### [WHAT YOU NEED TO DO]
Your task is to print every entry below exactly as given.

### [DATA ENTRIES]
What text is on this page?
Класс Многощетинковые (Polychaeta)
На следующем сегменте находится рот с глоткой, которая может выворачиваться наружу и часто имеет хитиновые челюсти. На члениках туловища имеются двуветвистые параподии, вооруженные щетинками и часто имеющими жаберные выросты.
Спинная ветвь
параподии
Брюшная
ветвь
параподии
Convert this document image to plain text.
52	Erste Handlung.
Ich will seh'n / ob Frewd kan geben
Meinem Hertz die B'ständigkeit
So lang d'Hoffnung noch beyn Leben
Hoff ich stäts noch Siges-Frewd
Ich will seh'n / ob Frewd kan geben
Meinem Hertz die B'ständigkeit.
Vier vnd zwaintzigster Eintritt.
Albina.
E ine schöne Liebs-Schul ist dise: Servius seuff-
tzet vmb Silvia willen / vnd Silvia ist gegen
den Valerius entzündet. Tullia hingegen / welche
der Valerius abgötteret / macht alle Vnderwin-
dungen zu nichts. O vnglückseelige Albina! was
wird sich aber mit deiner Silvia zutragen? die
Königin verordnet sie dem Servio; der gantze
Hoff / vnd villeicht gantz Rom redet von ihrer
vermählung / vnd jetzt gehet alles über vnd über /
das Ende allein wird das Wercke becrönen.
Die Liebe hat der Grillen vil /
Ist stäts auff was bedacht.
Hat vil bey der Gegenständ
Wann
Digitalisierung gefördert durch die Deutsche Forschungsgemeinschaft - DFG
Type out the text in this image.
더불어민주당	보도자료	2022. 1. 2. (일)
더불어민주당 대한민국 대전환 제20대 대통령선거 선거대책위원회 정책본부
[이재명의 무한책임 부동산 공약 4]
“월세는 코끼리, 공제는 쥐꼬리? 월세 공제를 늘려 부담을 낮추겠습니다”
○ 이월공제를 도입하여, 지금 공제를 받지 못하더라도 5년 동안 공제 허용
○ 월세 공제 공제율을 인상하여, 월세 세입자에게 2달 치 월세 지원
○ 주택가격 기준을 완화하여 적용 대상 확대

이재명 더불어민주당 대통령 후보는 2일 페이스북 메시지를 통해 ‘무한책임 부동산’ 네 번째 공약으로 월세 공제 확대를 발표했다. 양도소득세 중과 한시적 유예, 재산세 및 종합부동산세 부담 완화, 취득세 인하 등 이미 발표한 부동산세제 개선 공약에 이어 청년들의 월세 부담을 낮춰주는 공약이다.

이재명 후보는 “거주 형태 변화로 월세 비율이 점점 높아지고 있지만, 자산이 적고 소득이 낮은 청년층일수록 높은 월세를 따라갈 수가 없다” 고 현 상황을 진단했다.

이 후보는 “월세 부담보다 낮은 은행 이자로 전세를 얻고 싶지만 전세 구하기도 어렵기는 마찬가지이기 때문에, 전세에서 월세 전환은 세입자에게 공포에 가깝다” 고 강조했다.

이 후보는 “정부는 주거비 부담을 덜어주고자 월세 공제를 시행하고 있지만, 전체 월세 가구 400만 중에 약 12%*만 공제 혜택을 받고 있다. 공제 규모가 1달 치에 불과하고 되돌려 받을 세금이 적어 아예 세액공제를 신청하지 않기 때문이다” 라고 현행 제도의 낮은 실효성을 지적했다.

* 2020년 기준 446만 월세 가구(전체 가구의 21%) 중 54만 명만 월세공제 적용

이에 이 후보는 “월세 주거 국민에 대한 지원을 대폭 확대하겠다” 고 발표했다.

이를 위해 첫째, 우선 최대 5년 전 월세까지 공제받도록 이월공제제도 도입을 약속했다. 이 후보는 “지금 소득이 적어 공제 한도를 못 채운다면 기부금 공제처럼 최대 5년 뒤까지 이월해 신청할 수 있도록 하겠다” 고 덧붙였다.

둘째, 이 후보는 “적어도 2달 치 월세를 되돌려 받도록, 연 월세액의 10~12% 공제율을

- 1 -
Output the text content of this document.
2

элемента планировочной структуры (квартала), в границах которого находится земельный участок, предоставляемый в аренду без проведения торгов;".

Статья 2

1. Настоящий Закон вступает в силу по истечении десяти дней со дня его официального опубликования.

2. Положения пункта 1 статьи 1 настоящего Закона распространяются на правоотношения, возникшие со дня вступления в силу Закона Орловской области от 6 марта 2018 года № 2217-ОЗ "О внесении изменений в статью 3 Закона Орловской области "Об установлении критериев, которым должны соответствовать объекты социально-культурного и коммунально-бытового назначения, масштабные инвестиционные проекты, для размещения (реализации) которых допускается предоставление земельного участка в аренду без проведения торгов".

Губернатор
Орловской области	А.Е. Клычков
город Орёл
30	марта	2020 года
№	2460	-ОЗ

### [SOLUTION FOR THIS TASK]
What text is on this page?
Класс Многощетинковые (Polychaeta)
На следующем сегменте находится рот с глоткой, которая может выворачиваться наружу и часто имеет хитиновые челюсти. На члениках туловища имеются двуветвистые параподии, вооруженные щетинками и часто имеющими жаберные выросты.
Спинная ветвь
параподии
Брюшная
ветвь
параподии
Convert this document image to plain text.
52	Erste Handlung.
Ich will seh'n / ob Frewd kan geben
Meinem Hertz die B'ständigkeit
So lang d'Hoffnung noch beyn Leben
Hoff ich stäts noch Siges-Frewd
Ich will seh'n / ob Frewd kan geben
Meinem Hertz die B'ständigkeit.
Vier vnd zwaintzigster Eintritt.
Albina.
E ine schöne Liebs-Schul ist dise: Servius seuff-
tzet vmb Silvia willen / vnd Silvia ist gegen
den Valerius entzündet. Tullia hingegen / welche
der Valerius abgötteret / macht alle Vnderwin-
dungen zu nichts. O vnglückseelige Albina! was
wird sich aber mit deiner Silvia zutragen? die
Königin verordnet sie dem Servio; der gantze
Hoff / vnd villeicht gantz Rom redet von ihrer
vermählung / vnd jetzt gehet alles über vnd über /
das Ende allein wird das Wercke becrönen.
Die Liebe hat der Grillen vil /
Ist stäts auff was bedacht.
Hat vil bey der Gegenständ
Wann
Digitalisierung gefördert durch die Deutsche Forschungsgemeinschaft - DFG
Type out the text in this image.
더불어민주당	보도자료	2022. 1. 2. (일)
더불어민주당 대한민국 대전환 제20대 대통령선거 선거대책위원회 정책본부
[이재명의 무한책임 부동산 공약 4]
“월세는 코끼리, 공제는 쥐꼬리? 월세 공제를 늘려 부담을 낮추겠습니다”
○ 이월공제를 도입하여, 지금 공제를 받지 못하더라도 5년 동안 공제 허용
○ 월세 공제 공제율을 인상하여, 월세 세입자에게 2달 치 월세 지원
○ 주택가격 기준을 완화하여 적용 대상 확대

이재명 더불어민주당 대통령 후보는 2일 페이스북 메시지를 통해 ‘무한책임 부동산’ 네 번째 공약으로 월세 공제 확대를 발표했다. 양도소득세 중과 한시적 유예, 재산세 및 종합부동산세 부담 완화, 취득세 인하 등 이미 발표한 부동산세제 개선 공약에 이어 청년들의 월세 부담을 낮춰주는 공약이다.

이재명 후보는 “거주 형태 변화로 월세 비율이 점점 높아지고 있지만, 자산이 적고 소득이 낮은 청년층일수록 높은 월세를 따라갈 수가 없다” 고 현 상황을 진단했다.

이 후보는 “월세 부담보다 낮은 은행 이자로 전세를 얻고 싶지만 전세 구하기도 어렵기는 마찬가지이기 때문에, 전세에서 월세 전환은 세입자에게 공포에 가깝다” 고 강조했다.

이 후보는 “정부는 주거비 부담을 덜어주고자 월세 공제를 시행하고 있지만, 전체 월세 가구 400만 중에 약 12%*만 공제 혜택을 받고 있다. 공제 규모가 1달 치에 불과하고 되돌려 받을 세금이 적어 아예 세액공제를 신청하지 않기 때문이다” 라고 현행 제도의 낮은 실효성을 지적했다.

* 2020년 기준 446만 월세 가구(전체 가구의 21%) 중 54만 명만 월세공제 적용

이에 이 후보는 “월세 주거 국민에 대한 지원을 대폭 확대하겠다” 고 발표했다.

이를 위해 첫째, 우선 최대 5년 전 월세까지 공제받도록 이월공제제도 도입을 약속했다. 이 후보는 “지금 소득이 적어 공제 한도를 못 채운다면 기부금 공제처럼 최대 5년 뒤까지 이월해 신청할 수 있도록 하겠다” 고 덧붙였다.

둘째, 이 후보는 “적어도 2달 치 월세를 되돌려 받도록, 연 월세액의 10~12% 공제율을

- 1 -
Output the text content of this document.
2

элемента планировочной структуры (квартала), в границах которого находится земельный участок, предоставляемый в аренду без проведения торгов;".

Статья 2

1. Настоящий Закон вступает в силу по истечении десяти дней со дня его официального опубликования.

2. Положения пункта 1 статьи 1 настоящего Закона распространяются на правоотношения, возникшие со дня вступления в силу Закона Орловской области от 6 марта 2018 года № 2217-ОЗ "О внесении изменений в статью 3 Закона Орловской области "Об установлении критериев, которым должны соответствовать объекты социально-культурного и коммунально-бытового назначения, масштабные инвестиционные проекты, для размещения (реализации) которых допускается предоставление земельного участка в аренду без проведения торгов".

Губернатор
Орловской области	А.Е. Клычков
город Орёл
30	марта	2020 года
№	2460	-ОЗ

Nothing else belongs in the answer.